** start of DATA ROWS **

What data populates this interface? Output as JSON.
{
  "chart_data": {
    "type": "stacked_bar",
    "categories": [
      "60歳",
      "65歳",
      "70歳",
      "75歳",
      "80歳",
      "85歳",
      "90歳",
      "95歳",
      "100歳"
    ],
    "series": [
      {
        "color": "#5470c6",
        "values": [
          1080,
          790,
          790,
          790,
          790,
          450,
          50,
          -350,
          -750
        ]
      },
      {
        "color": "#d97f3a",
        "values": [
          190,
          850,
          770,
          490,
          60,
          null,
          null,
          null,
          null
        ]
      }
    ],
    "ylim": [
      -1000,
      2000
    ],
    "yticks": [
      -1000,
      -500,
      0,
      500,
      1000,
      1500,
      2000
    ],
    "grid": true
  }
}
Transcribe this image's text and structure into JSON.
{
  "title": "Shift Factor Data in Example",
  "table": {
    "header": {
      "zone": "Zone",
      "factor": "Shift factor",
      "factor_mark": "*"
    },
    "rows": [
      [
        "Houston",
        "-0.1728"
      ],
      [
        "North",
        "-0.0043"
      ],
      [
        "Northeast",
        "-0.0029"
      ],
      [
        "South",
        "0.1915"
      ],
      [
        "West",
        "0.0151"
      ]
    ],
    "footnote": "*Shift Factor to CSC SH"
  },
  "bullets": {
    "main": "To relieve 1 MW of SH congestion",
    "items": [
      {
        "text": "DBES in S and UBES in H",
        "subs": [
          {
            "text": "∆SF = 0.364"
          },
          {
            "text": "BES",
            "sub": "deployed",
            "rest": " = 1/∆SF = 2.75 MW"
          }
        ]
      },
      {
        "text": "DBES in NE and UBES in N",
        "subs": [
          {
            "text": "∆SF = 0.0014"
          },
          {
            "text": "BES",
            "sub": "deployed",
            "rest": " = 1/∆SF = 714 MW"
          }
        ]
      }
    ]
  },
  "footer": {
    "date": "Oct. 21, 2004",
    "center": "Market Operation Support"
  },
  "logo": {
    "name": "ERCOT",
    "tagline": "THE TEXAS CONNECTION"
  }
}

** end of DATA ROWS **

▸ WHAT THE TASK ASKS
From the first line to the last, retype the data exactly.

▸ EXPECTED ANSWER
What data populates this interface? Output as JSON.
{
  "chart_data": {
    "type": "stacked_bar",
    "categories": [
      "60歳",
      "65歳",
      "70歳",
      "75歳",
      "80歳",
      "85歳",
      "90歳",
      "95歳",
      "100歳"
    ],
    "series": [
      {
        "color": "#5470c6",
        "values": [
          1080,
          790,
          790,
          790,
          790,
          450,
          50,
          -350,
          -750
        ]
      },
      {
        "color": "#d97f3a",
        "values": [
          190,
          850,
          770,
          490,
          60,
          null,
          null,
          null,
          null
        ]
      }
    ],
    "ylim": [
      -1000,
      2000
    ],
    "yticks": [
      -1000,
      -500,
      0,
      500,
      1000,
      1500,
      2000
    ],
    "grid": true
  }
}
Transcribe this image's text and structure into JSON.
{
  "title": "Shift Factor Data in Example",
  "table": {
    "header": {
      "zone": "Zone",
      "factor": "Shift factor",
      "factor_mark": "*"
    },
    "rows": [
      [
        "Houston",
        "-0.1728"
      ],
      [
        "North",
        "-0.0043"
      ],
      [
        "Northeast",
        "-0.0029"
      ],
      [
        "South",
        "0.1915"
      ],
      [
        "West",
        "0.0151"
      ]
    ],
    "footnote": "*Shift Factor to CSC SH"
  },
  "bullets": {
    "main": "To relieve 1 MW of SH congestion",
    "items": [
      {
        "text": "DBES in S and UBES in H",
        "subs": [
          {
            "text": "∆SF = 0.364"
          },
          {
            "text": "BES",
            "sub": "deployed",
            "rest": " = 1/∆SF = 2.75 MW"
          }
        ]
      },
      {
        "text": "DBES in NE and UBES in N",
        "subs": [
          {
            "text": "∆SF = 0.0014"
          },
          {
            "text": "BES",
            "sub": "deployed",
            "rest": " = 1/∆SF = 714 MW"
          }
        ]
      }
    ]
  },
  "footer": {
    "date": "Oct. 21, 2004",
    "center": "Market Operation Support"
  },
  "logo": {
    "name": "ERCOT",
    "tagline": "THE TEXAS CONNECTION"
  }
}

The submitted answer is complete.